**Set exercise:**
Look through the material below, count the lines containing the word "dashed", and state only the count.

— START OF Given entries —

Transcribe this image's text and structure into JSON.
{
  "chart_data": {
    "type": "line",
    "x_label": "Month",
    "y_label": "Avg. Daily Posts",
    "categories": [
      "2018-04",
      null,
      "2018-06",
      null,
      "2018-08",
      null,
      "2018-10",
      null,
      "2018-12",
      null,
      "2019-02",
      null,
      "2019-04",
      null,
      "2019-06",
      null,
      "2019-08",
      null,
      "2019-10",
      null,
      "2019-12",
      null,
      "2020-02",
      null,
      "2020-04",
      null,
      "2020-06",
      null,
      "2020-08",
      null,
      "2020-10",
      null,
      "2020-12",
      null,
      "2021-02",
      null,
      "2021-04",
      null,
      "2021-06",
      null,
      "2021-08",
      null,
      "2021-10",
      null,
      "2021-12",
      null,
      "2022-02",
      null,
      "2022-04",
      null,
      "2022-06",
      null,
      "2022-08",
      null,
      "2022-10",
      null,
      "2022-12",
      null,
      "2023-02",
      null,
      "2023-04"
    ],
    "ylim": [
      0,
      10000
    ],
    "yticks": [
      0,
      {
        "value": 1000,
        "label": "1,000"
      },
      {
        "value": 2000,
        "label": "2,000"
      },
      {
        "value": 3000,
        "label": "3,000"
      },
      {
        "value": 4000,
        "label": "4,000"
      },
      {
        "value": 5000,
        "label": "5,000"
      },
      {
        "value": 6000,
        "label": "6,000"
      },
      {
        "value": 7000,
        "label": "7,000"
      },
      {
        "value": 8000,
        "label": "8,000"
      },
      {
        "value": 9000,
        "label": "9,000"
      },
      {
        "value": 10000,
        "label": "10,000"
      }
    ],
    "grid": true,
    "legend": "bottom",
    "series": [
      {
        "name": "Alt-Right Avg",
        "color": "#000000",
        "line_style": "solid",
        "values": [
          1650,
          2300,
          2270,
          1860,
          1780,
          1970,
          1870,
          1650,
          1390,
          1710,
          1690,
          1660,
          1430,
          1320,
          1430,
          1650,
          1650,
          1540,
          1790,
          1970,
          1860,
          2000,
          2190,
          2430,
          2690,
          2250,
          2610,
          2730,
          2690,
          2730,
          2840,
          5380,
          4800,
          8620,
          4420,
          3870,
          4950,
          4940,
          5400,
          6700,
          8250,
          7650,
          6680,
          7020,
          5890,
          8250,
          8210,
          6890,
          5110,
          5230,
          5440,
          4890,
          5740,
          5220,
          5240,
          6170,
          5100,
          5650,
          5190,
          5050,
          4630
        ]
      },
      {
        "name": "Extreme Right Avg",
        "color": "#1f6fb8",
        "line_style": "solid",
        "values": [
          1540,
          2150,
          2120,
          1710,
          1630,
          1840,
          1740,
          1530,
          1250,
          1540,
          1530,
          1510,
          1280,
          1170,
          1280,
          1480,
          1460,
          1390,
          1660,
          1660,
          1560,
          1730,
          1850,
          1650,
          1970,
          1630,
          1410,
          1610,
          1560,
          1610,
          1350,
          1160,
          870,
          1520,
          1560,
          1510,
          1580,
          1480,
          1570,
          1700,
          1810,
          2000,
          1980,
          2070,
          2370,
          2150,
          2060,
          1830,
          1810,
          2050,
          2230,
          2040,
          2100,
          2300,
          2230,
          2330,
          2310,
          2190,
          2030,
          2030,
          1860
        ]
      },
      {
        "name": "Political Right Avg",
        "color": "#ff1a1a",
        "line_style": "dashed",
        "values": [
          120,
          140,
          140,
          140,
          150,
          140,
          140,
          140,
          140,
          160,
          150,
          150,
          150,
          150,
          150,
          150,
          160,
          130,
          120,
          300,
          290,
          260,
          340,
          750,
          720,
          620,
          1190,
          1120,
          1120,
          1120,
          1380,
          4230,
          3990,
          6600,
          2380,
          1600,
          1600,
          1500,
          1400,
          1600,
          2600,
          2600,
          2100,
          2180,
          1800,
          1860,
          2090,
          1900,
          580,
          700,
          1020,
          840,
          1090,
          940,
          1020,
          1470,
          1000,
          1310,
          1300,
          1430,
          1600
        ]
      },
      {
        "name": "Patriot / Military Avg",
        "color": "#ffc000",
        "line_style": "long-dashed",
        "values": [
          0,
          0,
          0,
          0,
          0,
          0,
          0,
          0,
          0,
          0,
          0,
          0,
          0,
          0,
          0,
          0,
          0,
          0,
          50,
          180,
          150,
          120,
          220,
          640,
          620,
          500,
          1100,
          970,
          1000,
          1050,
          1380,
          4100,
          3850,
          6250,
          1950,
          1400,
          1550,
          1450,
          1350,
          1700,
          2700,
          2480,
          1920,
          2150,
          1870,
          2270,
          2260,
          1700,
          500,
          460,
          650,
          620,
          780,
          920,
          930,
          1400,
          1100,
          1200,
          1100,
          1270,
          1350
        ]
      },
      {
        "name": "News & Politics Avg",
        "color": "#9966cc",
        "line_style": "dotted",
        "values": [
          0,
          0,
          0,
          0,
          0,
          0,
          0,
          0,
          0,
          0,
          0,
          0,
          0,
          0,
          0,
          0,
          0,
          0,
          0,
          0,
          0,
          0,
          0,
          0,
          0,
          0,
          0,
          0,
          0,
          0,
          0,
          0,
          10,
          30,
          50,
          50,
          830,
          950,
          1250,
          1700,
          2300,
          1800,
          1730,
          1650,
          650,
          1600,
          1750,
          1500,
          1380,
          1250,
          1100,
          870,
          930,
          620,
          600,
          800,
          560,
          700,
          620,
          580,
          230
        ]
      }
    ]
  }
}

— END OF Given entries —

**Answer to the task:**
2